**Stored rows**
************

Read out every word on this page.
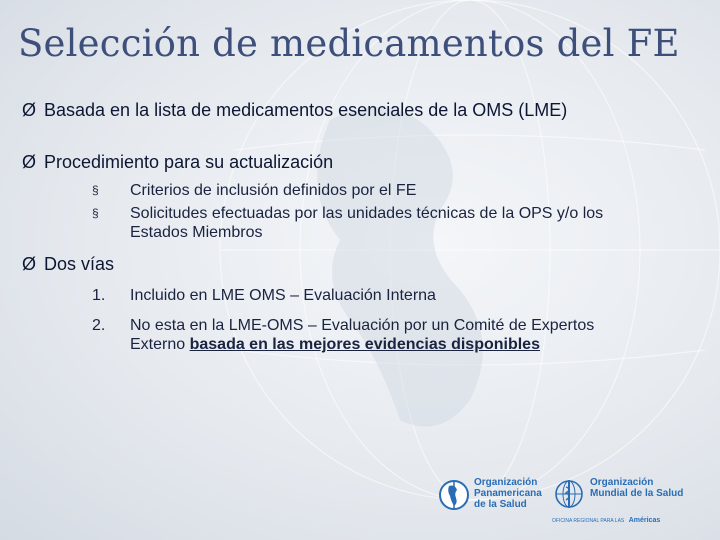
Selección de medicamentos del FE
Ø Basada en la lista de medicamentos esenciales de la OMS (LME)
Ø Procedimiento para su actualización
§ Criterios de inclusión definidos por el FE
§ Solicitudes efectuadas por las unidades técnicas de la OPS y/o los
Estados Miembros
Ø Dos vías
1. Incluido en LME OMS – Evaluación Interna
2. No esta en la LME-OMS – Evaluación por un Comité de Expertos
Externo basada en las mejores evidencias disponibles
Organización
Panamericana
de la Salud
Organización
Mundial de la Salud
OFICINA REGIONAL PARA LAS Américas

************

**Your instructions**
All the records above need to be given again word for word. Skip the pictures.

**The response**
Read out every word on this page.
Selección de medicamentos del FE
Ø Basada en la lista de medicamentos esenciales de la OMS (LME)
Ø Procedimiento para su actualización
§ Criterios de inclusión definidos por el FE
§ Solicitudes efectuadas por las unidades técnicas de la OPS y/o los
Estados Miembros
Ø Dos vías
1. Incluido en LME OMS – Evaluación Interna
2. No esta en la LME-OMS – Evaluación por un Comité de Expertos
Externo basada en las mejores evidencias disponibles
Organización
Panamericana
de la Salud
Organización
Mundial de la Salud
OFICINA REGIONAL PARA LAS Américas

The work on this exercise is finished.